TO DO: Say how many lines include the word "Game". Reply with nothing but the number.
START DATA ROWS
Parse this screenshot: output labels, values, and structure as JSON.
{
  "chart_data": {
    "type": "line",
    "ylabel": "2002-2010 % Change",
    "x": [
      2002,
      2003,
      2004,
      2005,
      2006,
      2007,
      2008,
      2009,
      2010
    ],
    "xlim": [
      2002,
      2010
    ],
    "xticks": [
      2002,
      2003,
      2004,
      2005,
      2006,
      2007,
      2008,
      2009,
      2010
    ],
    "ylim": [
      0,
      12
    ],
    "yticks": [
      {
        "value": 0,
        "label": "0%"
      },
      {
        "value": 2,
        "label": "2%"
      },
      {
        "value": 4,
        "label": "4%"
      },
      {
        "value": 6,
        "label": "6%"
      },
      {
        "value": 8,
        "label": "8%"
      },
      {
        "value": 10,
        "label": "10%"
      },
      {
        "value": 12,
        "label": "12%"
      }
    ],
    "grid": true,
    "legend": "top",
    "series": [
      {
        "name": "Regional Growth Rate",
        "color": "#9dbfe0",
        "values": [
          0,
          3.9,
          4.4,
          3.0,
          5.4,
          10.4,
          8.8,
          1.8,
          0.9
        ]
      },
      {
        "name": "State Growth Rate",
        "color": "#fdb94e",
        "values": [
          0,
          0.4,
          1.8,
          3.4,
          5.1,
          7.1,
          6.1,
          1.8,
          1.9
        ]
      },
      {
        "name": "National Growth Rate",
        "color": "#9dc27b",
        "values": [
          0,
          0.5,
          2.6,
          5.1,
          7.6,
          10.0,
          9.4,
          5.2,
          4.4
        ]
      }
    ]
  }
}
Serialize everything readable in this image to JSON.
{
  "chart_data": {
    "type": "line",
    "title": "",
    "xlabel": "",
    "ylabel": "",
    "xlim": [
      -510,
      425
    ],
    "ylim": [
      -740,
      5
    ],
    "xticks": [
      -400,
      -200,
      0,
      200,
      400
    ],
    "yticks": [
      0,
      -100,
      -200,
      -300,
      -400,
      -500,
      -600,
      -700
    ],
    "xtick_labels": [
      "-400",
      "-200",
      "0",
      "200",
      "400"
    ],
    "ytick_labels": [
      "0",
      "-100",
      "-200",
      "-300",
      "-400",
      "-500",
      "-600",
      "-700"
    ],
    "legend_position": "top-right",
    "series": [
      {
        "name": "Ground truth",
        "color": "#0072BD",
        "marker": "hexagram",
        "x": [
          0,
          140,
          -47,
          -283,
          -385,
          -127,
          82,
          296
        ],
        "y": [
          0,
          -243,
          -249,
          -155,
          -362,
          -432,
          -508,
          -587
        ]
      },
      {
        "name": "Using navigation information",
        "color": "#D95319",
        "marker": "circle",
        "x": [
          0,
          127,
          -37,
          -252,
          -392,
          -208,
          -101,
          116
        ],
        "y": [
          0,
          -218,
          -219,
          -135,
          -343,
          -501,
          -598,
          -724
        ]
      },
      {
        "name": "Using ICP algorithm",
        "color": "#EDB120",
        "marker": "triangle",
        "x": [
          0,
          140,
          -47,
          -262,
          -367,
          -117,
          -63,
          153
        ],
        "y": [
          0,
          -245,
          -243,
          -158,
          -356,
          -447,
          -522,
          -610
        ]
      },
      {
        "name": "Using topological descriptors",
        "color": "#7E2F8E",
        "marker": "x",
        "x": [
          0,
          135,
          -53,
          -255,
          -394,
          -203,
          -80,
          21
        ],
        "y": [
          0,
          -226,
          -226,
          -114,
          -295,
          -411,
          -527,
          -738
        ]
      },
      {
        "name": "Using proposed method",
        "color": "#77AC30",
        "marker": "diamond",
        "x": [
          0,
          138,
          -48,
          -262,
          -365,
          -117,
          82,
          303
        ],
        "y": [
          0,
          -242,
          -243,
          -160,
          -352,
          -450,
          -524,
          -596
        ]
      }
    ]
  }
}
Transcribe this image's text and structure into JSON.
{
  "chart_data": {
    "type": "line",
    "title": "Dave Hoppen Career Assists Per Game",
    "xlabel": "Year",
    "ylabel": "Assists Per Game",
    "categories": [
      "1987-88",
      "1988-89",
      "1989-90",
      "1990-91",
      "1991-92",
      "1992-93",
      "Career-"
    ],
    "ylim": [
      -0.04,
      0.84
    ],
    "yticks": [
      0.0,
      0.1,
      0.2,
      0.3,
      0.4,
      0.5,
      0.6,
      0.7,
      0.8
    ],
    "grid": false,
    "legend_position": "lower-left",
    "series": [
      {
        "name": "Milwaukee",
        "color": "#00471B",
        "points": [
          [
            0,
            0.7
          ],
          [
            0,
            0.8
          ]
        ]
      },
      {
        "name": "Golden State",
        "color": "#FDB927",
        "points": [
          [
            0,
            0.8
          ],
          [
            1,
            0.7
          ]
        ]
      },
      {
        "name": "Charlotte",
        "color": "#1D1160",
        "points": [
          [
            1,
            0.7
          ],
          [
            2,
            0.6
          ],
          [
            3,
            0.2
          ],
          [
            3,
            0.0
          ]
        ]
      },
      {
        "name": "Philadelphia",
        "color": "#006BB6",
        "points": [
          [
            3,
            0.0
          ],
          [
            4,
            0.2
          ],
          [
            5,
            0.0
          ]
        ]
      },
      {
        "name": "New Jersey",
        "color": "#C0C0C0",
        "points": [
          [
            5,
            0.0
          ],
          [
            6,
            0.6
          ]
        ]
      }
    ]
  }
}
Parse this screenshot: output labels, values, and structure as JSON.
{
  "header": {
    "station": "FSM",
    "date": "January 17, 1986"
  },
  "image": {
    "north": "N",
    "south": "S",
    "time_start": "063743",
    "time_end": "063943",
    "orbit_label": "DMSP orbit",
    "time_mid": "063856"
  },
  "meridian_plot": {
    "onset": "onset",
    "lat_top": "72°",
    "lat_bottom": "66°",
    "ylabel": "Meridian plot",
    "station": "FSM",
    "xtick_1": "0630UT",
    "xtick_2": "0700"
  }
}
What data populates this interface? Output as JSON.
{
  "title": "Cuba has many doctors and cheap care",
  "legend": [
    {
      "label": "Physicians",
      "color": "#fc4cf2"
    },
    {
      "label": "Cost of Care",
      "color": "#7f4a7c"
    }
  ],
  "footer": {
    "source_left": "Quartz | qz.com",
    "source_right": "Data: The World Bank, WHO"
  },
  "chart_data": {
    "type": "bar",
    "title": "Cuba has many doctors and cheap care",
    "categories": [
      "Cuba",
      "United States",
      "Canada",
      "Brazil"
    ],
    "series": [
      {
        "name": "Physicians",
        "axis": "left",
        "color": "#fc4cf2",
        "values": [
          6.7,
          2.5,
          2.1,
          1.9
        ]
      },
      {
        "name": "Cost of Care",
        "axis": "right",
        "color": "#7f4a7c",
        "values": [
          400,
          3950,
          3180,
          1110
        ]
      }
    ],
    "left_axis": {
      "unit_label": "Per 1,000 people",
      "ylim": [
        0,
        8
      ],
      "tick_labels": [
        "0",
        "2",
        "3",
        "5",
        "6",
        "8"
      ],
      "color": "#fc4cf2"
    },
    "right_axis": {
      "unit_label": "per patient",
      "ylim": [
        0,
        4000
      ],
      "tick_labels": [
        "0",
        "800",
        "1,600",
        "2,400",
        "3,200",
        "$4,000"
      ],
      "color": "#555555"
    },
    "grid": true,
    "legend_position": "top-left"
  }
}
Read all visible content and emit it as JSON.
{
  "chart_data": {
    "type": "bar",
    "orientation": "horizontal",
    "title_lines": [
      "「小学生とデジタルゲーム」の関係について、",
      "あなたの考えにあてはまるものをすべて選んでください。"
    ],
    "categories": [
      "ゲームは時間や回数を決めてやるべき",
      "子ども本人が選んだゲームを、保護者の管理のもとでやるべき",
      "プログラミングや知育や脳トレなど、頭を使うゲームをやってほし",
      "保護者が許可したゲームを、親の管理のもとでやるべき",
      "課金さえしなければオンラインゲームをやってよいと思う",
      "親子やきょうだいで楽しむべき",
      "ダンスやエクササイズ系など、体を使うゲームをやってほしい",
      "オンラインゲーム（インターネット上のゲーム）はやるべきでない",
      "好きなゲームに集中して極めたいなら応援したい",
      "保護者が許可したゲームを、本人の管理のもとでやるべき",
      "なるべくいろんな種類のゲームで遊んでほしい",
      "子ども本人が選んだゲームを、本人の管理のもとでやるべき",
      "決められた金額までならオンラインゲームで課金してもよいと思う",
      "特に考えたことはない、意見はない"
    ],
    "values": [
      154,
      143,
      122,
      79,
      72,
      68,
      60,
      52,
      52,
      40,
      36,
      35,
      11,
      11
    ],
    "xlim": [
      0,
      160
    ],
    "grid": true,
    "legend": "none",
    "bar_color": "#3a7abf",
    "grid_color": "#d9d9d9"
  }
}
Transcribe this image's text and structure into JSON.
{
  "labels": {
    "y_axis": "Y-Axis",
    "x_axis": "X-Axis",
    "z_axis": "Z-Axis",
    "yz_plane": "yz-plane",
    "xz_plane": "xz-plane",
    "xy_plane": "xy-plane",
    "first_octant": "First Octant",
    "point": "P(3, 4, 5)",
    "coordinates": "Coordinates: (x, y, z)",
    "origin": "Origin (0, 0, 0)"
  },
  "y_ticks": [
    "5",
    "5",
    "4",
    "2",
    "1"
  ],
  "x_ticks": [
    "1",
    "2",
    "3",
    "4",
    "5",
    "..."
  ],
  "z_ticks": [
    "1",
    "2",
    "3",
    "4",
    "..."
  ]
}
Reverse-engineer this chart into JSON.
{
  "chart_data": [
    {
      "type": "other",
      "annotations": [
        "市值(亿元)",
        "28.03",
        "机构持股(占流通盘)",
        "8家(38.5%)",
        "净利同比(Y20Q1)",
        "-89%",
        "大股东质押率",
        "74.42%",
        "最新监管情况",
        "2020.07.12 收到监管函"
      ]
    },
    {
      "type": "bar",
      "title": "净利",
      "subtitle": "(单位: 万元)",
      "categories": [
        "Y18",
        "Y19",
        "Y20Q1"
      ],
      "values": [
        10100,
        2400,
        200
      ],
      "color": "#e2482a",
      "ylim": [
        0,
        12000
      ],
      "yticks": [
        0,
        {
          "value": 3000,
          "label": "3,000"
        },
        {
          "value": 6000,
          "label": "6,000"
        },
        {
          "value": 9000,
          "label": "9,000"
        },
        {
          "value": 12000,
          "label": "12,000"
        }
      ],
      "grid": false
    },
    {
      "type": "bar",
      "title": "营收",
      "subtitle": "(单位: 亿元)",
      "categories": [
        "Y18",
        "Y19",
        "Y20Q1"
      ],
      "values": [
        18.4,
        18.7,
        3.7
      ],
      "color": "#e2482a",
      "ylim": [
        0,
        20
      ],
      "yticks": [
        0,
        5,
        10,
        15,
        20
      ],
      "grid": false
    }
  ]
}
END DATA ROWS
CORRECT OUTPUT: 2